Show all lines of the listing that hold the word "Mean".

Begin

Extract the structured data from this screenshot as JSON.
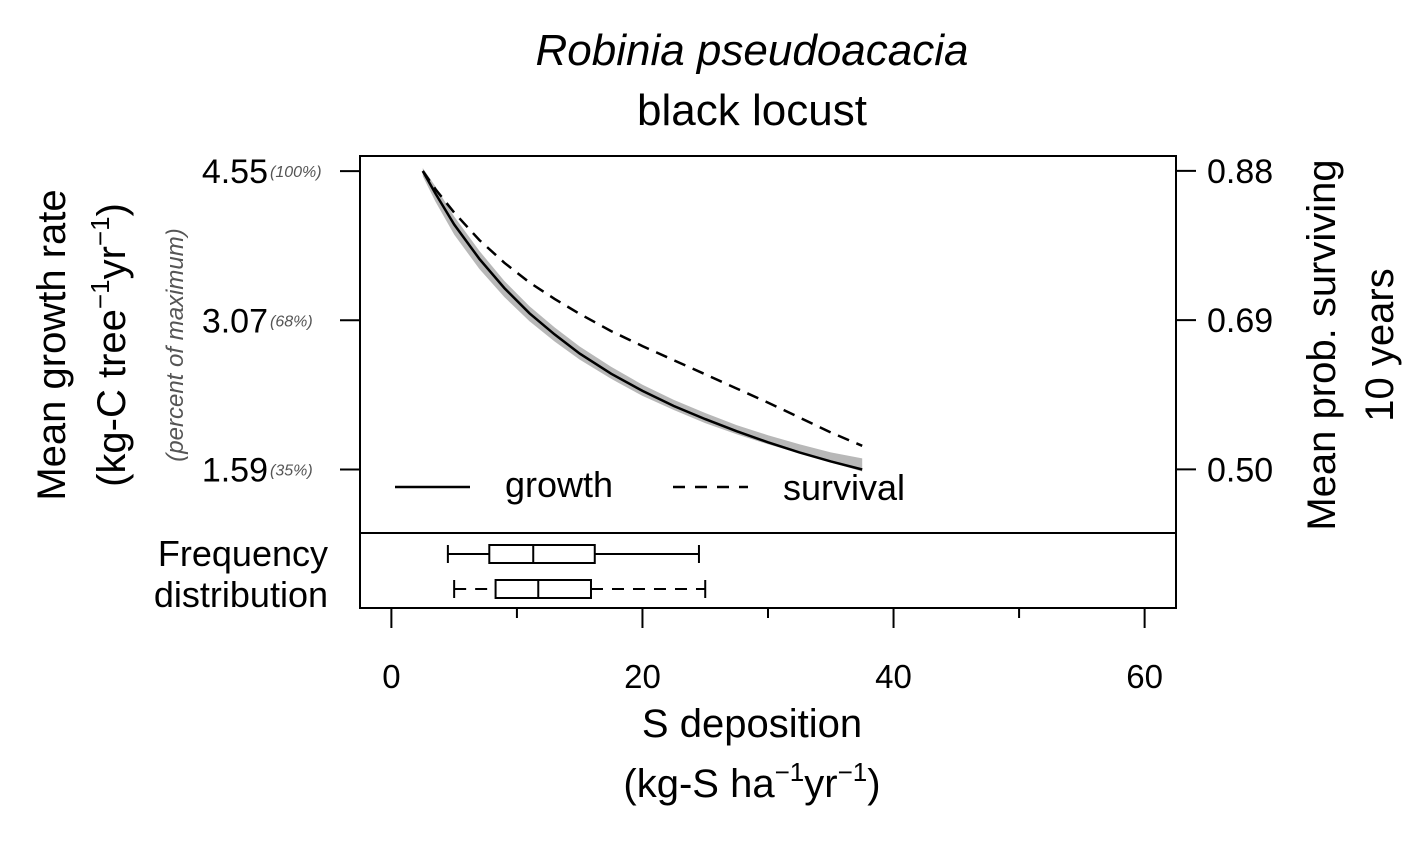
{
  "chart_data": {
    "type": "line",
    "title": "Robinia pseudoacacia",
    "subtitle": "black locust",
    "xlabel": "S deposition",
    "xlabel_units_prefix": "(kg-S ha",
    "xlabel_units_mid": "yr",
    "xlabel_units_suffix": ")",
    "xlabel_sup": "−1",
    "ylabel_left": "Mean growth rate",
    "ylabel_left_units_prefix": "(kg-C tree",
    "ylabel_left_units_mid": "yr",
    "ylabel_left_units_suffix": ")",
    "ylabel_left_sup": "−1",
    "ylabel_left_note": "(percent of maximum)",
    "ylabel_right_line1": "Mean prob. surviving",
    "ylabel_right_line2": "10 years",
    "xlim": [
      -2.5,
      62.5
    ],
    "x_ticks": [
      0,
      20,
      40,
      60
    ],
    "x_minor_ticks": [
      10,
      30,
      50
    ],
    "ylim_left": [
      0.96,
      4.7
    ],
    "y_left_ticks": [
      {
        "value": 4.55,
        "label": "4.55",
        "pct": "(100%)"
      },
      {
        "value": 3.07,
        "label": "3.07",
        "pct": "(68%)"
      },
      {
        "value": 1.59,
        "label": "1.59",
        "pct": "(35%)"
      }
    ],
    "ylim_right": [
      0.419,
      0.899
    ],
    "y_right_ticks": [
      {
        "value": 0.88,
        "label": "0.88"
      },
      {
        "value": 0.69,
        "label": "0.69"
      },
      {
        "value": 0.5,
        "label": "0.50"
      }
    ],
    "series": [
      {
        "name": "growth",
        "style": "solid",
        "color": "#000000",
        "axis": "left",
        "x": [
          2.5,
          3.5,
          5,
          7,
          9,
          11,
          13,
          15,
          17.5,
          20,
          22.5,
          25,
          27.5,
          30,
          32.5,
          35,
          37.5
        ],
        "y": [
          4.55,
          4.33,
          4.02,
          3.68,
          3.39,
          3.14,
          2.93,
          2.74,
          2.54,
          2.37,
          2.22,
          2.09,
          1.97,
          1.86,
          1.76,
          1.67,
          1.59
        ]
      },
      {
        "name": "survival",
        "style": "dashed",
        "color": "#000000",
        "axis": "right",
        "x": [
          2.5,
          3.5,
          5,
          7,
          9,
          11,
          13,
          15,
          17.5,
          20,
          22.5,
          25,
          27.5,
          30,
          32.5,
          35,
          37.5
        ],
        "y": [
          0.88,
          0.857,
          0.827,
          0.792,
          0.763,
          0.738,
          0.717,
          0.698,
          0.676,
          0.657,
          0.639,
          0.621,
          0.603,
          0.585,
          0.566,
          0.547,
          0.53
        ]
      }
    ],
    "confidence_band": {
      "color": "#b8b8b8",
      "axis": "left",
      "x": [
        2.5,
        3.5,
        5,
        7,
        9,
        11,
        13,
        15,
        17.5,
        20,
        22.5,
        25,
        27.5,
        30,
        32.5,
        35,
        37.5
      ],
      "lower": [
        4.5,
        4.25,
        3.92,
        3.58,
        3.3,
        3.06,
        2.86,
        2.68,
        2.49,
        2.32,
        2.18,
        2.05,
        1.94,
        1.84,
        1.75,
        1.66,
        1.57
      ],
      "upper": [
        4.58,
        4.4,
        4.1,
        3.76,
        3.46,
        3.21,
        3.0,
        2.81,
        2.61,
        2.43,
        2.28,
        2.15,
        2.03,
        1.93,
        1.84,
        1.76,
        1.7
      ]
    },
    "legend": {
      "position": "bottom-inside",
      "entries": [
        "growth",
        "survival"
      ]
    },
    "frequency_distribution": {
      "label_line1": "Frequency",
      "label_line2": "distribution",
      "boxes": [
        {
          "style": "solid",
          "min": 4.5,
          "q1": 7.8,
          "median": 11.3,
          "q3": 16.2,
          "max": 24.5
        },
        {
          "style": "dashed",
          "min": 5.0,
          "q1": 8.3,
          "median": 11.7,
          "q3": 15.9,
          "max": 25.0
        }
      ]
    },
    "grid": false
  }
}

End

#### WRITTEN REPLY:
    "ylabel_left": "Mean growth rate",
    "ylabel_right_line1": "Mean prob. surviving",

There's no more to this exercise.